• **Work to do**
Leave out the pictures and transcribe everything else exactly.

• **Listed records**
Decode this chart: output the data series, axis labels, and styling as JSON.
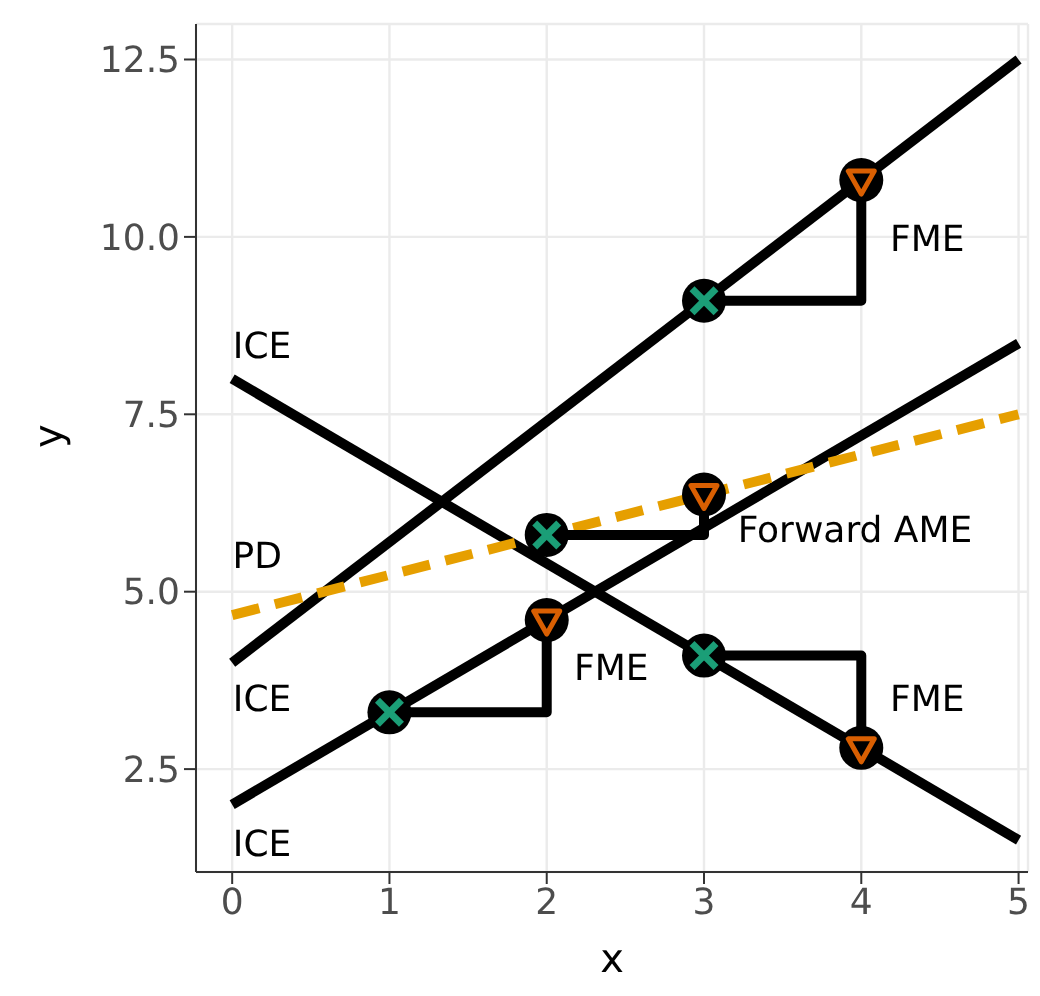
{
  "chart_data": {
    "type": "line",
    "xlabel": "x",
    "ylabel": "y",
    "xlim": [
      -0.23,
      5.06
    ],
    "ylim": [
      1.05,
      13.0
    ],
    "xticks": [
      0,
      1,
      2,
      3,
      4,
      5
    ],
    "yticks": [
      {
        "value": 2.5,
        "label": "2.5"
      },
      {
        "value": 5,
        "label": "5.0"
      },
      {
        "value": 7.5,
        "label": "7.5"
      },
      {
        "value": 10,
        "label": "10.0"
      },
      {
        "value": 12.5,
        "label": "12.5"
      }
    ],
    "grid": true,
    "series": [
      {
        "x": [
          0,
          5
        ],
        "values": [
          4,
          12.5
        ],
        "color": "#000000",
        "line_style": "solid"
      },
      {
        "x": [
          0,
          5
        ],
        "values": [
          2,
          8.5
        ],
        "color": "#000000",
        "line_style": "solid"
      },
      {
        "x": [
          0,
          5
        ],
        "values": [
          8,
          1.5
        ],
        "color": "#000000",
        "line_style": "solid"
      },
      {
        "x": [
          0,
          5
        ],
        "values": [
          4.67,
          7.5
        ],
        "color": "#e69f00",
        "line_style": "dashed"
      },
      {
        "x": [
          3,
          4,
          4
        ],
        "values": [
          9.1,
          9.1,
          10.8
        ],
        "color": "#000000",
        "line_style": "solid"
      },
      {
        "x": [
          1,
          2,
          2
        ],
        "values": [
          3.3,
          3.3,
          4.6
        ],
        "color": "#000000",
        "line_style": "solid"
      },
      {
        "x": [
          3,
          4,
          4
        ],
        "values": [
          4.1,
          4.1,
          2.8
        ],
        "color": "#000000",
        "line_style": "solid"
      },
      {
        "x": [
          2,
          3,
          3
        ],
        "values": [
          5.8,
          5.8,
          6.37
        ],
        "color": "#000000",
        "line_style": "solid"
      },
      {
        "type": "scatter",
        "x": [
          3,
          1,
          3,
          2
        ],
        "values": [
          9.1,
          3.3,
          4.1,
          5.8
        ],
        "color": "#1b9e77",
        "marker": "cross"
      },
      {
        "type": "scatter",
        "x": [
          4,
          2,
          4,
          3
        ],
        "values": [
          10.8,
          4.6,
          2.8,
          6.37
        ],
        "color": "#d95f02",
        "marker": "triangle"
      }
    ],
    "annotations": [
      "ICE",
      "PD",
      "ICE",
      "ICE",
      "FME",
      "FME",
      "FME",
      "Forward AME"
    ]
  }
}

• **The response**
Decode this chart: output the data series, axis labels, and styling as JSON.
{
  "chart_data": {
    "type": "line",
    "xlabel": "x",
    "ylabel": "y",
    "xlim": [
      -0.23,
      5.06
    ],
    "ylim": [
      1.05,
      13.0
    ],
    "xticks": [
      0,
      1,
      2,
      3,
      4,
      5
    ],
    "yticks": [
      {
        "value": 2.5,
        "label": "2.5"
      },
      {
        "value": 5,
        "label": "5.0"
      },
      {
        "value": 7.5,
        "label": "7.5"
      },
      {
        "value": 10,
        "label": "10.0"
      },
      {
        "value": 12.5,
        "label": "12.5"
      }
    ],
    "grid": true,
    "series": [
      {
        "x": [
          0,
          5
        ],
        "values": [
          4,
          12.5
        ],
        "color": "#000000",
        "line_style": "solid"
      },
      {
        "x": [
          0,
          5
        ],
        "values": [
          2,
          8.5
        ],
        "color": "#000000",
        "line_style": "solid"
      },
      {
        "x": [
          0,
          5
        ],
        "values": [
          8,
          1.5
        ],
        "color": "#000000",
        "line_style": "solid"
      },
      {
        "x": [
          0,
          5
        ],
        "values": [
          4.67,
          7.5
        ],
        "color": "#e69f00",
        "line_style": "dashed"
      },
      {
        "x": [
          3,
          4,
          4
        ],
        "values": [
          9.1,
          9.1,
          10.8
        ],
        "color": "#000000",
        "line_style": "solid"
      },
      {
        "x": [
          1,
          2,
          2
        ],
        "values": [
          3.3,
          3.3,
          4.6
        ],
        "color": "#000000",
        "line_style": "solid"
      },
      {
        "x": [
          3,
          4,
          4
        ],
        "values": [
          4.1,
          4.1,
          2.8
        ],
        "color": "#000000",
        "line_style": "solid"
      },
      {
        "x": [
          2,
          3,
          3
        ],
        "values": [
          5.8,
          5.8,
          6.37
        ],
        "color": "#000000",
        "line_style": "solid"
      },
      {
        "type": "scatter",
        "x": [
          3,
          1,
          3,
          2
        ],
        "values": [
          9.1,
          3.3,
          4.1,
          5.8
        ],
        "color": "#1b9e77",
        "marker": "cross"
      },
      {
        "type": "scatter",
        "x": [
          4,
          2,
          4,
          3
        ],
        "values": [
          10.8,
          4.6,
          2.8,
          6.37
        ],
        "color": "#d95f02",
        "marker": "triangle"
      }
    ],
    "annotations": [
      "ICE",
      "PD",
      "ICE",
      "ICE",
      "FME",
      "FME",
      "FME",
      "Forward AME"
    ]
  }
}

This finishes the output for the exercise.